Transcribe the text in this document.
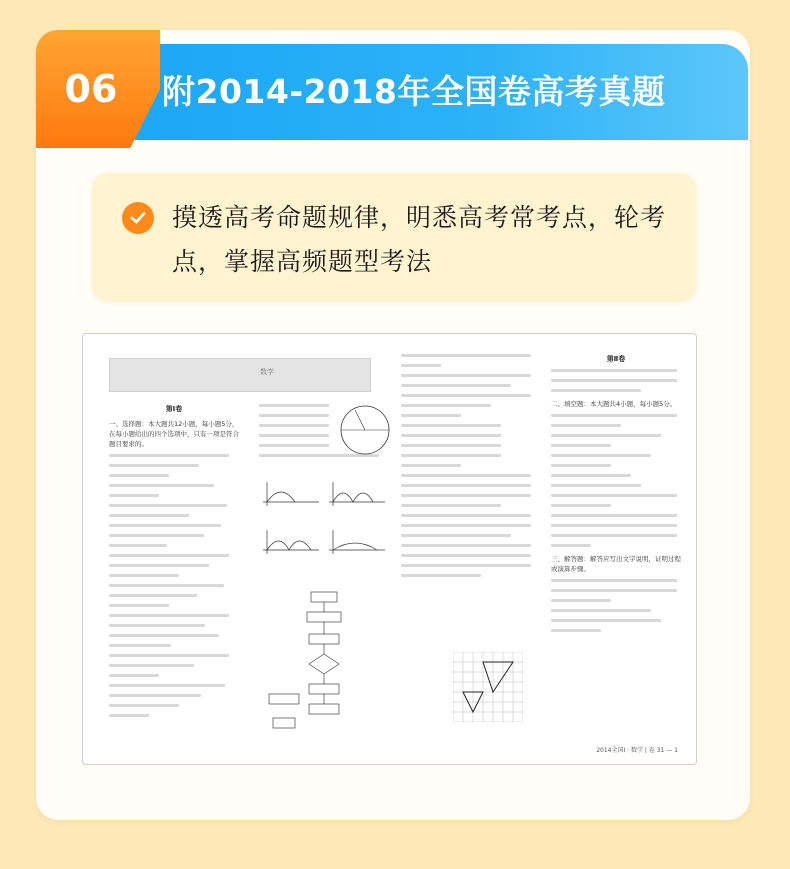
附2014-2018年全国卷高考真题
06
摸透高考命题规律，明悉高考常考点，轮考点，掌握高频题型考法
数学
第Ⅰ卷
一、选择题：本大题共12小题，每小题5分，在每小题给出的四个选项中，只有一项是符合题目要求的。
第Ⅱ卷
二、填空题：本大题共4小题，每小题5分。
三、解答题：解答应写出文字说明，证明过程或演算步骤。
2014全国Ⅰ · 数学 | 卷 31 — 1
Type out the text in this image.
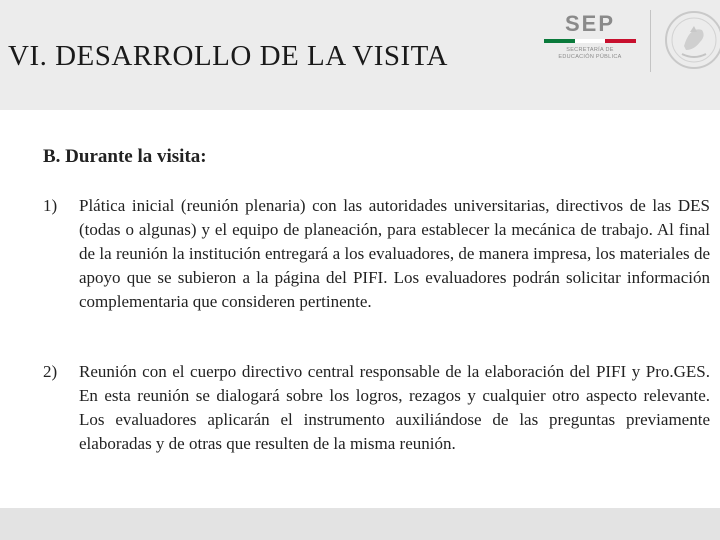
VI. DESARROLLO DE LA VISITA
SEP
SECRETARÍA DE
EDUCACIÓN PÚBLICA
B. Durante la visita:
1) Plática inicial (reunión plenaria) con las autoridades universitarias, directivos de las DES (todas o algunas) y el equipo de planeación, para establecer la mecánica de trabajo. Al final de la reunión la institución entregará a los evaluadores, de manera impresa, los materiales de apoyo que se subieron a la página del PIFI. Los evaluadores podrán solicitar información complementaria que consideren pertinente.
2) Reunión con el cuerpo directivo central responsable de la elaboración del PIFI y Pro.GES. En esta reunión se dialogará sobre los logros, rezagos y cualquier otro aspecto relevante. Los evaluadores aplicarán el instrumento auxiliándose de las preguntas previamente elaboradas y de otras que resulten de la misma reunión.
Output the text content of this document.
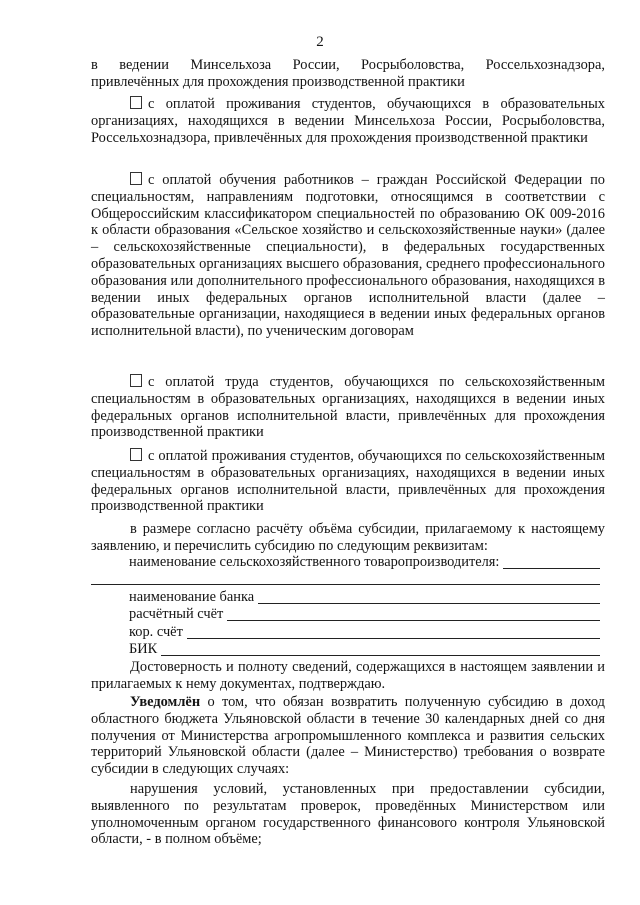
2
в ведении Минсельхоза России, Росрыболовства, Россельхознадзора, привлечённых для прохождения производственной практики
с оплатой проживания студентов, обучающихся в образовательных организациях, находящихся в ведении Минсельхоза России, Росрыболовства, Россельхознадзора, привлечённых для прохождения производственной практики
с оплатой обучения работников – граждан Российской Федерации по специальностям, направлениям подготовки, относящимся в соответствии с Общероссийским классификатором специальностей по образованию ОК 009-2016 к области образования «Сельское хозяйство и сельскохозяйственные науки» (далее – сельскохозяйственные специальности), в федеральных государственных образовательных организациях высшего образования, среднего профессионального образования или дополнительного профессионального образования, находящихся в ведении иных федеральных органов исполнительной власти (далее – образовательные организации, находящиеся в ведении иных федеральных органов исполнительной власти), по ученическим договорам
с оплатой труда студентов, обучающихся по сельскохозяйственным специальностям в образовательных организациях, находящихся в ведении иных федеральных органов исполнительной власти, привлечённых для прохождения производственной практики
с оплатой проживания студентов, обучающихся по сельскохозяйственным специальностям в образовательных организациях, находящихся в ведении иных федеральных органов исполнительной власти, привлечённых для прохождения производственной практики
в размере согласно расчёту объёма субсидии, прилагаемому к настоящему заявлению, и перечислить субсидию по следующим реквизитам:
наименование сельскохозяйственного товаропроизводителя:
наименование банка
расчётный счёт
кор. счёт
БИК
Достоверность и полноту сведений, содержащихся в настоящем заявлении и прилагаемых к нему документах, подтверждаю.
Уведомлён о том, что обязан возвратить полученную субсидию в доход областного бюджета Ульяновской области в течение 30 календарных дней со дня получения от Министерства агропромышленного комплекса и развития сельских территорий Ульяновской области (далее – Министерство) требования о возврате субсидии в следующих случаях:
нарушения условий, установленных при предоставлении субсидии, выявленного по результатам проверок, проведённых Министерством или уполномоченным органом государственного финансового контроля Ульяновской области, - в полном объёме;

- - - -

## Exercise goal
Identify and copy lines that hold the string "обучающихся".

## Answer to the problem
с оплатой проживания студентов, обучающихся в образовательных организациях, находящихся в ведении Минсельхоза России, Росрыболовства, Россельхознадзора, привлечённых для прохождения производственной практики
с оплатой труда студентов, обучающихся по сельскохозяйственным специальностям в образовательных организациях, находящихся в ведении иных федеральных органов исполнительной власти, привлечённых для прохождения производственной практики
с оплатой проживания студентов, обучающихся по сельскохозяйственным специальностям в образовательных организациях, находящихся в ведении иных федеральных органов исполнительной власти, привлечённых для прохождения производственной практики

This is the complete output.